**What you will do**
Scan the lines below for the word "auch". Copy each line you find it in.

**Records shown**
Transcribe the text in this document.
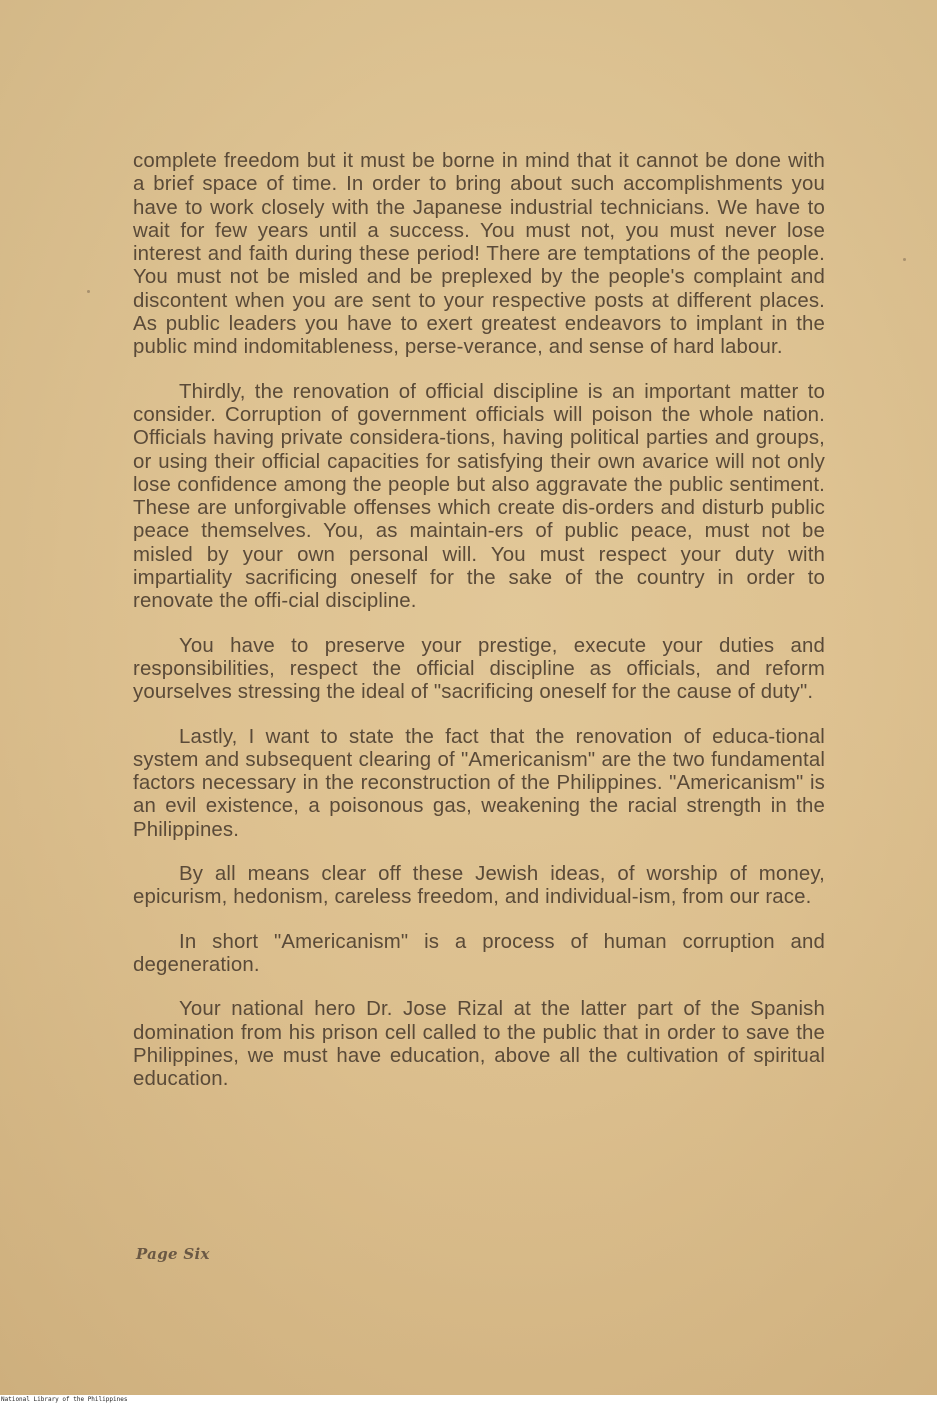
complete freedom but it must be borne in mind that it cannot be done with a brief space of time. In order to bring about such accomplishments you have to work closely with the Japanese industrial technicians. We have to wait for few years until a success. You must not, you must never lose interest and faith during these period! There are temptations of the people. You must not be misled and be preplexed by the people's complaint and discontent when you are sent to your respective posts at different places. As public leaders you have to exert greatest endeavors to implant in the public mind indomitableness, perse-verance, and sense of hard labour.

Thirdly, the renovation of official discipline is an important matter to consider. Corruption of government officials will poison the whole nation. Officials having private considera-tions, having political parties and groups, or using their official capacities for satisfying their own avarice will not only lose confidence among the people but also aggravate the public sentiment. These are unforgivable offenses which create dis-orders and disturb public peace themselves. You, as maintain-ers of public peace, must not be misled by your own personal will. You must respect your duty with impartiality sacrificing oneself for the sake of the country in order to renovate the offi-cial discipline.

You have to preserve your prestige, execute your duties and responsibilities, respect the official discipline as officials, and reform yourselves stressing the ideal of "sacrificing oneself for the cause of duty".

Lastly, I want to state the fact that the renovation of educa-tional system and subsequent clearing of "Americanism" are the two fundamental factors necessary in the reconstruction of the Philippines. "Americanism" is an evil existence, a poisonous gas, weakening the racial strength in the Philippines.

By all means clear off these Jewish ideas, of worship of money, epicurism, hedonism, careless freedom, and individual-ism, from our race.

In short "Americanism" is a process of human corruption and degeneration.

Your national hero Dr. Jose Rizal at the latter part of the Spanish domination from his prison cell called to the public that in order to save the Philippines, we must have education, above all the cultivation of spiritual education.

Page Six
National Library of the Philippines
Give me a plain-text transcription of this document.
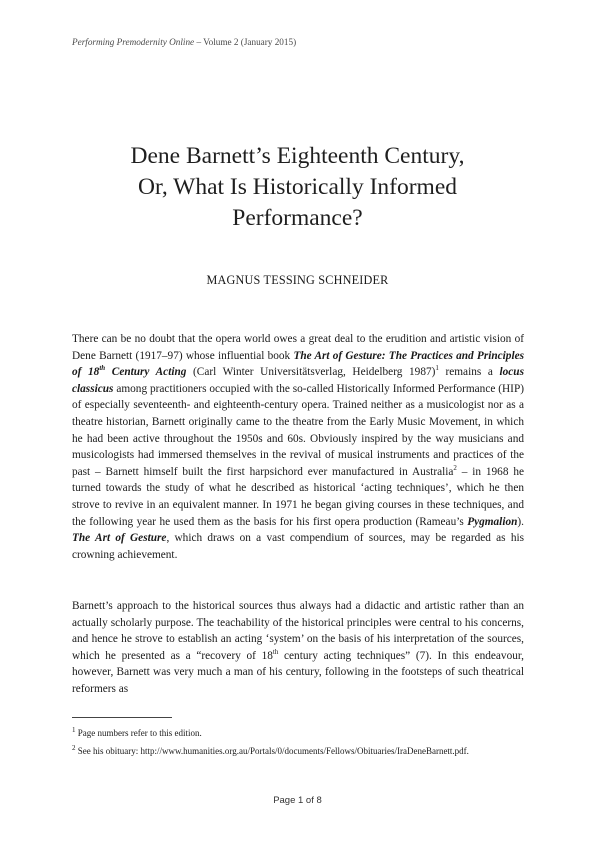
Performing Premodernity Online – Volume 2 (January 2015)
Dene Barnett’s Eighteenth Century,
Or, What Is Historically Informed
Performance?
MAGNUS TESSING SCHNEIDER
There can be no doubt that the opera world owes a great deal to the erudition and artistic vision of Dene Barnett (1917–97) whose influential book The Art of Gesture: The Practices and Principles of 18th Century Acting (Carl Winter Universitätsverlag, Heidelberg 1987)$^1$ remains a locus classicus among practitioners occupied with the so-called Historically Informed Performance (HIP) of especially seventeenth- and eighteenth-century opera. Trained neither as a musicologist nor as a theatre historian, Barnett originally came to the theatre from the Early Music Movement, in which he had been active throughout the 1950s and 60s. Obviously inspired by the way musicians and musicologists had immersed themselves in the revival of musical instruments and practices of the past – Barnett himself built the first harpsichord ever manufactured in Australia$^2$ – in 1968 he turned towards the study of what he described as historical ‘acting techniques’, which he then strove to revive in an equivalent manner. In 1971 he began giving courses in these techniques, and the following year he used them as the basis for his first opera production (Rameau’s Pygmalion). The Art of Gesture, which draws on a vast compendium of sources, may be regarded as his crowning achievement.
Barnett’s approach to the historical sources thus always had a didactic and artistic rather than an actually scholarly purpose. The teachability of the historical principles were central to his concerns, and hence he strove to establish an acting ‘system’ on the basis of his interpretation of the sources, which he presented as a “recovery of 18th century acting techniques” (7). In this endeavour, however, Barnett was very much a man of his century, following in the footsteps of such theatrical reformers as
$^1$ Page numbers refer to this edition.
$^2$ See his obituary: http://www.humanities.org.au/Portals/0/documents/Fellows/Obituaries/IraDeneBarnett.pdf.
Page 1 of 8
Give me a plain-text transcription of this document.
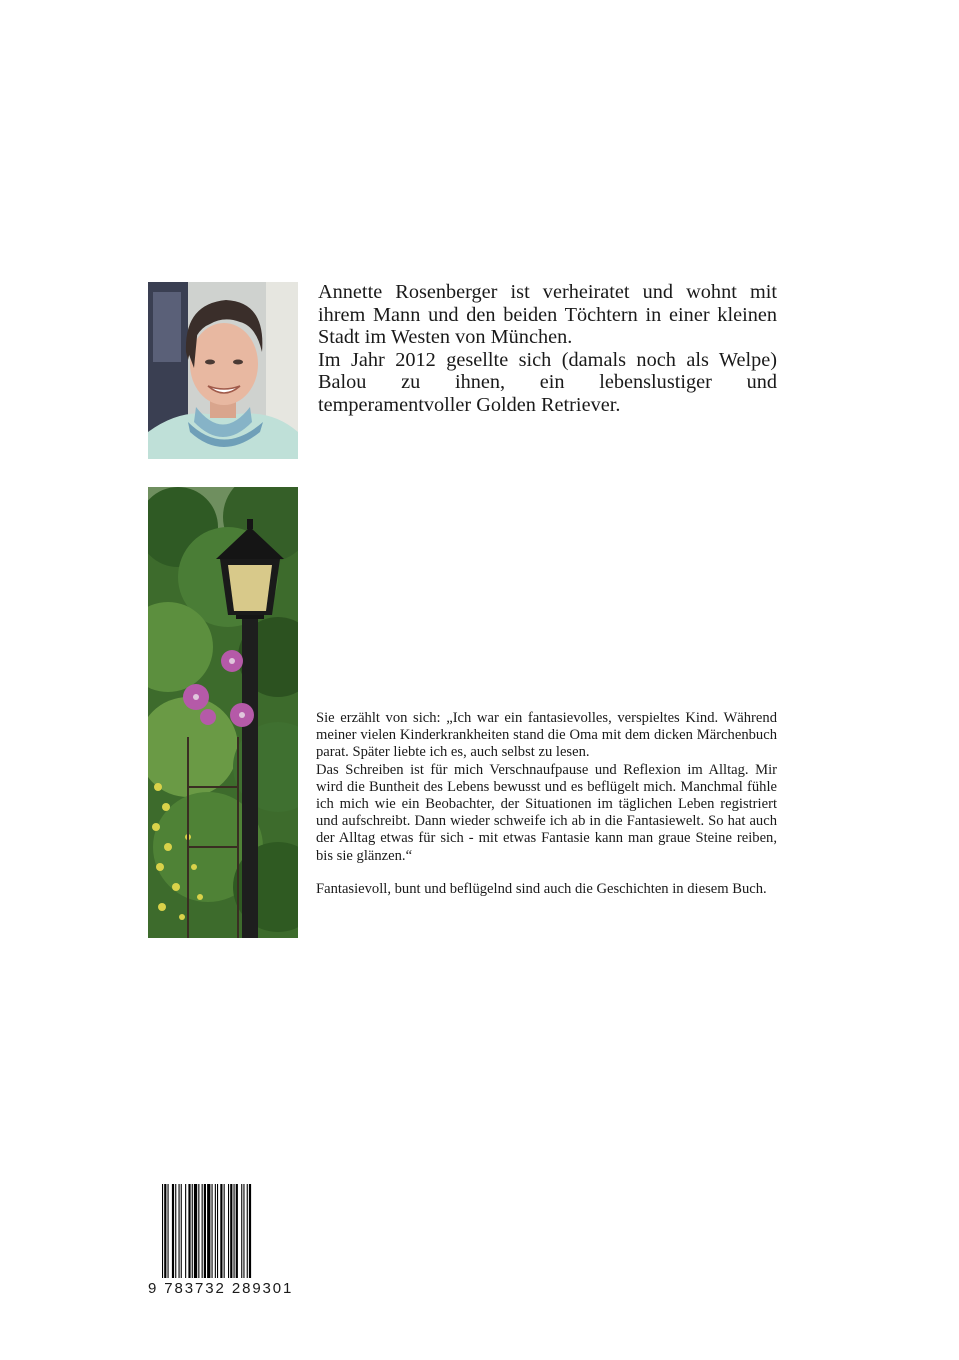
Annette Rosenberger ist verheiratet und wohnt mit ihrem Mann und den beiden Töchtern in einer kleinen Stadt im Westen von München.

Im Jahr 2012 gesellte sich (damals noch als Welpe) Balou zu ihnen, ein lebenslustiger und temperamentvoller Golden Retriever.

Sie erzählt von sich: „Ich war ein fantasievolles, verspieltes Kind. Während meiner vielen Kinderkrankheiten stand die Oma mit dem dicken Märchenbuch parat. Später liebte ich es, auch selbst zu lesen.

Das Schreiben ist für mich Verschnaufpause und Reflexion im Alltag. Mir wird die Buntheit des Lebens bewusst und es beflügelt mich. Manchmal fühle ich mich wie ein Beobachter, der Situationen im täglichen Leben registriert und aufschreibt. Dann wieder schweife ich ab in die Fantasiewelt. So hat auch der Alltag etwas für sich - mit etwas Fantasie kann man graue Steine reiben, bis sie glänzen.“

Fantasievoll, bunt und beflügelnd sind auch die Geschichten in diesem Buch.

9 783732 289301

**Problem solution**
Sie erzählt von sich: „Ich war ein fantasievolles, verspieltes Kind. Während meiner vielen Kinderkrankheiten stand die Oma mit dem dicken Märchenbuch parat. Später liebte ich es, auch selbst zu lesen.
Das Schreiben ist für mich Verschnaufpause und Reflexion im Alltag. Mir wird die Buntheit des Lebens bewusst und es beflügelt mich. Manchmal fühle ich mich wie ein Beobachter, der Situationen im täglichen Leben registriert und aufschreibt. Dann wieder schweife ich ab in die Fantasiewelt. So hat auch der Alltag etwas für sich - mit etwas Fantasie kann man graue Steine reiben, bis sie glänzen.“
Fantasievoll, bunt und beflügelnd sind auch die Geschichten in diesem Buch.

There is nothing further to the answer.